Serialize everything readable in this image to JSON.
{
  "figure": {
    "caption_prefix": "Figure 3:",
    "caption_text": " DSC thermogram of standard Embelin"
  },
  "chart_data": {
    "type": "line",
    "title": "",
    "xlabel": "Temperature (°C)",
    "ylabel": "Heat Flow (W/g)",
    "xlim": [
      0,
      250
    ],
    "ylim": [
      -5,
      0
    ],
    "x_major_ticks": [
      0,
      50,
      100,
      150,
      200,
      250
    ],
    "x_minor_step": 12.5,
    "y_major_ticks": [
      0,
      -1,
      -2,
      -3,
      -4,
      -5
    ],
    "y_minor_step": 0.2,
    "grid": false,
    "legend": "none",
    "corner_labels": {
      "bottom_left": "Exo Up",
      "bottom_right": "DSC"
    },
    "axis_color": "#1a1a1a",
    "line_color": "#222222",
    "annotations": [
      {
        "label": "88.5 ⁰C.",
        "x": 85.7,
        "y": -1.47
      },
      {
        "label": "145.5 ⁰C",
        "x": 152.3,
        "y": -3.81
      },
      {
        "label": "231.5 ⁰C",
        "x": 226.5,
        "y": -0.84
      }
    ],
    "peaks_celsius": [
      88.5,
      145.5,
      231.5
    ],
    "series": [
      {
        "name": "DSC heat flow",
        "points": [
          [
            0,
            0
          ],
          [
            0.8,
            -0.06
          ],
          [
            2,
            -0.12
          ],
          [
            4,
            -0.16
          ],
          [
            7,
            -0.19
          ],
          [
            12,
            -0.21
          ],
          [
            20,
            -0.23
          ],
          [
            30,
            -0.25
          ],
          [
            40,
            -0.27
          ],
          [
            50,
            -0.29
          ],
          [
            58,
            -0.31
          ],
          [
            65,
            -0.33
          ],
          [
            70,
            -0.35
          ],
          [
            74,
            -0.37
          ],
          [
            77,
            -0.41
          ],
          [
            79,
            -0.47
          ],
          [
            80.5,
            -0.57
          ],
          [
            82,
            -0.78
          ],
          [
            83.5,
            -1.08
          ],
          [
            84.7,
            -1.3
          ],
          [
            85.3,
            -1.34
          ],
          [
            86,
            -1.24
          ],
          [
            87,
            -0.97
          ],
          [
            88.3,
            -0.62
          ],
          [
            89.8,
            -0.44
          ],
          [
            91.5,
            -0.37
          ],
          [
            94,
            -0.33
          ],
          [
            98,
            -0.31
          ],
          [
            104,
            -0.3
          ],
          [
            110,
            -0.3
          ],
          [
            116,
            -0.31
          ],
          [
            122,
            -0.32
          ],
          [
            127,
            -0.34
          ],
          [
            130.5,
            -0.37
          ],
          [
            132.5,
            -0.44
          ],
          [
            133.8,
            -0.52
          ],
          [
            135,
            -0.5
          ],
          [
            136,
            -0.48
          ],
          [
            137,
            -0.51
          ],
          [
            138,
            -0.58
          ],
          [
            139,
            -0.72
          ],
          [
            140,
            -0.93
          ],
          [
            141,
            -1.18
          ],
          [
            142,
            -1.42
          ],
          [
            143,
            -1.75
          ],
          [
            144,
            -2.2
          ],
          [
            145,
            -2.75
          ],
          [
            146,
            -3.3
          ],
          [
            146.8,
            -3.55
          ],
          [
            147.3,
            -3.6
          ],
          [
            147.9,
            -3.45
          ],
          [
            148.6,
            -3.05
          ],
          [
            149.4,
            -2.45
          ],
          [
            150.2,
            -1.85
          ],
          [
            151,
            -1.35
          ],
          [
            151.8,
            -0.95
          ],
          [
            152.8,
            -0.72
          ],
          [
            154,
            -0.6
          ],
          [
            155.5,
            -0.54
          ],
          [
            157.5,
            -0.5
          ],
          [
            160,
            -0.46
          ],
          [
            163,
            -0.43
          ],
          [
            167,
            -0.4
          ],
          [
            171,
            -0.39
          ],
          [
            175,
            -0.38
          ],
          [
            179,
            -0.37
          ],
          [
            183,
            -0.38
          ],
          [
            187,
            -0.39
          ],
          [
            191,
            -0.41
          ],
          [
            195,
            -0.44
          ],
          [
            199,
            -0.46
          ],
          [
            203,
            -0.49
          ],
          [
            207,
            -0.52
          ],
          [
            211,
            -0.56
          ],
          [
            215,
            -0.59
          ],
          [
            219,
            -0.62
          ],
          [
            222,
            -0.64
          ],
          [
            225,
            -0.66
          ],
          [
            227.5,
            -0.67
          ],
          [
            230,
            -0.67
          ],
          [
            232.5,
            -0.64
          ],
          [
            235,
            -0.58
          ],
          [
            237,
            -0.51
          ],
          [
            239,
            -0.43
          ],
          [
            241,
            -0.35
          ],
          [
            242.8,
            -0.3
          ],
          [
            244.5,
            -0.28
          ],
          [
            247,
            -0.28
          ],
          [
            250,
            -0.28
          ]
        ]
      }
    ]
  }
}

_ _ _ _ _

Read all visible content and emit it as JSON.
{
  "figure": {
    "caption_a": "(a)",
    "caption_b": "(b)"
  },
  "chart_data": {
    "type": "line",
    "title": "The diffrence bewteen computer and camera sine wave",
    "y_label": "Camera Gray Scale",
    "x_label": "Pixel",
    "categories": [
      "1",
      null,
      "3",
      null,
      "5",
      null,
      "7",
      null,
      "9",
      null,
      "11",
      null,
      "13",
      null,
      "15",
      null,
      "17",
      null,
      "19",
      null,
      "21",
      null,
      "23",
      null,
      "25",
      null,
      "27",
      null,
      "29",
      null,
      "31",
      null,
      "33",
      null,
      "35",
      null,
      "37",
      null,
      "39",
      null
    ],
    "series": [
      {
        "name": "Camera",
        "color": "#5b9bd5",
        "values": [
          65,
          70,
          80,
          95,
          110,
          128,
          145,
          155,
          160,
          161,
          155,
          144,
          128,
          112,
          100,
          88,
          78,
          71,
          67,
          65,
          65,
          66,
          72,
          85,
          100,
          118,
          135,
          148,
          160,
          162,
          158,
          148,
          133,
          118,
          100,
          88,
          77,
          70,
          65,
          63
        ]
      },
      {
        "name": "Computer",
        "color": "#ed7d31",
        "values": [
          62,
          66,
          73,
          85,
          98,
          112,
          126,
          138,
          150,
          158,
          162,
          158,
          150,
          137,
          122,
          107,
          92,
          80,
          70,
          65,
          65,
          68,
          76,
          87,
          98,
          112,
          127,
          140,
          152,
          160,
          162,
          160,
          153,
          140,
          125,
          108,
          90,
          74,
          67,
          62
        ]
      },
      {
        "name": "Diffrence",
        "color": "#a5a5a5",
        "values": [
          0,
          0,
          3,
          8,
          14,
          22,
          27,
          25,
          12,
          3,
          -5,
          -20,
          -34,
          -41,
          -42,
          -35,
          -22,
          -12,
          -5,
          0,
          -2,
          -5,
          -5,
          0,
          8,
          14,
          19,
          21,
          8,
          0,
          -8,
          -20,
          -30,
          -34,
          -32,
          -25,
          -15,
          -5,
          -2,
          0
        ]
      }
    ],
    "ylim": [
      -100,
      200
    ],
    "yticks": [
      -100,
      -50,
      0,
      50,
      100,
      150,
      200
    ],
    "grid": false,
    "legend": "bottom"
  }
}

_ _ _ _ _

Please list every line of the records that contains "name".

** ANSWER TO THIS EXERCISE **
        "name": "DSC heat flow",
        "name": "Camera",
        "name": "Computer",
        "name": "Diffrence",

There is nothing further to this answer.